*Given passage*:
While many Senior Thesis films resemble either documentary or fiction, senior Dillon Tanner seeks to make his short film a blend of both fiction and experimental filmmaking.
Ryan Platte, Tanner’s advisor, commented on the unique construction of the film. “Rather than conventional character and plot development, [Dillon] uses experimental visual strategies in order to create a surreal landscape that depicts the main character’s mental state and emotions,” said Platte. Tanner blends three different media in the film: hand-drawn animation, stop-motion camerawork, and computer animation.
“It’s about a college kid with first world problems—like existential despair, insecurity, you know, self-doubt, that kind of stuff,” Tanner explains.
He uses hand-drawn illustrations to portray the main character’s obsessive drawing, bringing his memories to life. The stop-motion “shows a sense of ease, like things operating without you having to do anything,” and computer animation allows Tanner to give life to things that otherwise couldn’t move, such as a Doritos bag.
Tanner draws on many influences for this film, including American auteur David Lynch (“Eraserhead”) and the Czech animator Jan Svankmeyer (“Alice”).
“I like David Lynch because… he’s less about clear narrative and [more about] connecting directly to your unconscious,” Tanner said.

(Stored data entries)
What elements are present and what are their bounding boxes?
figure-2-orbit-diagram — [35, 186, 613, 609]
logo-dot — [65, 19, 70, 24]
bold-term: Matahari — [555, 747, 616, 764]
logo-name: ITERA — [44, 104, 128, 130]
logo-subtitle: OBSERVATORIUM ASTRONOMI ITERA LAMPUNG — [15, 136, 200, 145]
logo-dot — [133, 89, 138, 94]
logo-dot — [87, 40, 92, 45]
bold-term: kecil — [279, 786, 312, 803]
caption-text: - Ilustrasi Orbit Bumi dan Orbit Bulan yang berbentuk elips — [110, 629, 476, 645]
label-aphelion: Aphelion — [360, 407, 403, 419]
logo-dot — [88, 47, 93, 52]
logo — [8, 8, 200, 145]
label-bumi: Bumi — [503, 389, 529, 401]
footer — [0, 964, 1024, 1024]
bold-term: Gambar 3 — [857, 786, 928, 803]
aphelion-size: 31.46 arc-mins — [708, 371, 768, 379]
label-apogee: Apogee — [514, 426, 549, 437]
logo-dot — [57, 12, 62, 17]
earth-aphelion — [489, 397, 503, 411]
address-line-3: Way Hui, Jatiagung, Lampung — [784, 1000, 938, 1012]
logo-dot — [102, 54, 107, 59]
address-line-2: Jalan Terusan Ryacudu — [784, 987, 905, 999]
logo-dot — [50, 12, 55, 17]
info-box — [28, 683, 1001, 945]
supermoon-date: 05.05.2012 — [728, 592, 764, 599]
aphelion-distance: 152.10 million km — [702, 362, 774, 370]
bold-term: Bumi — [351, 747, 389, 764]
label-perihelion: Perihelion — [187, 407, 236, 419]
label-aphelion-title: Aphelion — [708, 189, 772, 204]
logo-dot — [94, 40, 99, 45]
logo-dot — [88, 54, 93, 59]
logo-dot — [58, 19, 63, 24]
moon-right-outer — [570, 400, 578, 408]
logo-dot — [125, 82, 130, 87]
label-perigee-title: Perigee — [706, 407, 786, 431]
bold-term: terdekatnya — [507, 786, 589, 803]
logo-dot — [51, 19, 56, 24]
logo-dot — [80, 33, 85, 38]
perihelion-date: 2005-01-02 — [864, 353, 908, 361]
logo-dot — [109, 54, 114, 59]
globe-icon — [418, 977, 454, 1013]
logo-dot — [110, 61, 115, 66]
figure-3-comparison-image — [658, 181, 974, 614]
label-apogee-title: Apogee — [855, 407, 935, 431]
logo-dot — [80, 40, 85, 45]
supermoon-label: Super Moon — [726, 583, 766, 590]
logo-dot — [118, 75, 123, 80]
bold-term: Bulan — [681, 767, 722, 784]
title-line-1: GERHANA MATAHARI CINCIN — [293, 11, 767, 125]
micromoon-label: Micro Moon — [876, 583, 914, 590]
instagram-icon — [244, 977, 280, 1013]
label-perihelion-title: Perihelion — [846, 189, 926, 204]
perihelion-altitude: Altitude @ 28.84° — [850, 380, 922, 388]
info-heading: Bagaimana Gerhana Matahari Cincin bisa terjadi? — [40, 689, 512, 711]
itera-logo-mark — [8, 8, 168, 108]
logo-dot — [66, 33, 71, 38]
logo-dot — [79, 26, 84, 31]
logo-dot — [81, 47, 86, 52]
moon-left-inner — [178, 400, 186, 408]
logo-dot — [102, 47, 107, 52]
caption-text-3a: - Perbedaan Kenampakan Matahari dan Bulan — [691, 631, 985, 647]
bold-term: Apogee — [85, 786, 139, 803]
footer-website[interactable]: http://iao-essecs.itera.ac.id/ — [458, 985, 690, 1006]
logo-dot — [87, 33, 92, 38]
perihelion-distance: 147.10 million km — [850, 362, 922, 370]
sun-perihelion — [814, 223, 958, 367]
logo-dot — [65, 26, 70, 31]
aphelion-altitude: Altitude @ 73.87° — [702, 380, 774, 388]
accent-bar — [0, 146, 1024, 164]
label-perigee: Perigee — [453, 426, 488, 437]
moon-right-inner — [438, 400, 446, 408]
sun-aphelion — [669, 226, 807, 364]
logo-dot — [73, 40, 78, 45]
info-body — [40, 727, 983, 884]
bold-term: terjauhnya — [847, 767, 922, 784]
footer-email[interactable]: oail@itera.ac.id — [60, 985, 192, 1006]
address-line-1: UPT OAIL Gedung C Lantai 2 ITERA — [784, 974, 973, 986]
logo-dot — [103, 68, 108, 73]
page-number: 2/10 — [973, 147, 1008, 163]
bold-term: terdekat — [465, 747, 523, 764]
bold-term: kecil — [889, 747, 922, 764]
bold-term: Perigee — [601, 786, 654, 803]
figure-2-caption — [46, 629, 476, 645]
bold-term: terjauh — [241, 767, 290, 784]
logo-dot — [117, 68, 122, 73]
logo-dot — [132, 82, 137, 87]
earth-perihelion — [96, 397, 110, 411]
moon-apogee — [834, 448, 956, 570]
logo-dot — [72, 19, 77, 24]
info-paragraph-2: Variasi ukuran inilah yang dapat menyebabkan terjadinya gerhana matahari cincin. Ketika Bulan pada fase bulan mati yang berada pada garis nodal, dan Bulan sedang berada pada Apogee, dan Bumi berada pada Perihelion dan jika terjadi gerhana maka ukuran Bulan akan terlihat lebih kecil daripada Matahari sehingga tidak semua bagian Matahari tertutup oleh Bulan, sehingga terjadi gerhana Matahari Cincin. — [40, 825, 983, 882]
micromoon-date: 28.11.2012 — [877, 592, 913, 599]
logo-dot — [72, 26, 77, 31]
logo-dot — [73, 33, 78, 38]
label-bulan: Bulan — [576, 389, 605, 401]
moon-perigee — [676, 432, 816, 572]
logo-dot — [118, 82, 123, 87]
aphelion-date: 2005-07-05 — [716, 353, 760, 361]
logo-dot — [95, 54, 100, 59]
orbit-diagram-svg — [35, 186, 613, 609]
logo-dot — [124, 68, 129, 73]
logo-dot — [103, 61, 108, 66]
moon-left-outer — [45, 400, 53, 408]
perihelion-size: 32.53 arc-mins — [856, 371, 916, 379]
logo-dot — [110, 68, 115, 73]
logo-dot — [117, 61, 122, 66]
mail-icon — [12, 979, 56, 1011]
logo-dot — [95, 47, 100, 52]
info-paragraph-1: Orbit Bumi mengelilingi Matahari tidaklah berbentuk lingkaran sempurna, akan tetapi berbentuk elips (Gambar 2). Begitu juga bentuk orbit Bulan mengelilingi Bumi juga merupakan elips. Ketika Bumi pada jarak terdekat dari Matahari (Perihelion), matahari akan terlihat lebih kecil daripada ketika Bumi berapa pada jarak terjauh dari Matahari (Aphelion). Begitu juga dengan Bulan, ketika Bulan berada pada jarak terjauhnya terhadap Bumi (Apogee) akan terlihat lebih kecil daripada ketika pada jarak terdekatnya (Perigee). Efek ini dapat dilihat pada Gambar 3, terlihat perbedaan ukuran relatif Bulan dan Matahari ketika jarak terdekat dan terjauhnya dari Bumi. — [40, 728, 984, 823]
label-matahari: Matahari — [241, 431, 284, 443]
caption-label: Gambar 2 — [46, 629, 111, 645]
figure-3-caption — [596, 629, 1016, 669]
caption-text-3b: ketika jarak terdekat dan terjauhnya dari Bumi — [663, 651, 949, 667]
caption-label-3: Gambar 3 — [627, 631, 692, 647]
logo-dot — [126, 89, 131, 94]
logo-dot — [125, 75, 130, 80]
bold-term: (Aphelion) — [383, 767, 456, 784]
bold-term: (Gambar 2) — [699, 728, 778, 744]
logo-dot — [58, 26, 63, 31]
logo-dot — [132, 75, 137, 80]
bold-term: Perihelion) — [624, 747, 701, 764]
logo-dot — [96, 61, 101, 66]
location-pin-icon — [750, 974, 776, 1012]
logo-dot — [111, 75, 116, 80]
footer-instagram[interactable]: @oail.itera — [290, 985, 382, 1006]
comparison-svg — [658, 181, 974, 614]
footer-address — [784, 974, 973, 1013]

*Instructions*:
[a] Please copy out the film article word for word, starting with "While many Senior" and going on through "and experimental filmmaking.".
[b] Decide whether each statement agrees with the film article, and support each yes or no with the deciding words quoted from it. (i) Ryan Platte advised Tanner on the film. (ii) The film combines three different media. (iii) Jan Svankmeyer is an American animator.
[c] According to the film article, what does computer animation allow Tanner to do?

*Expected outputs*:
[a]
While many Senior Thesis films resemble either documentary or fiction, senior Dillon Tanner seeks to make his short film a blend of both fiction and experimental filmmaking.

[b]
(i) Yes: "Ryan Platte, Tanner’s advisor"
(ii) Yes: "Tanner blends three different media in the film"
(iii) No: "the Czech animator Jan Svankmeyer"

[c] It allows him to give life to things that otherwise couldn’t move, such as a Doritos bag.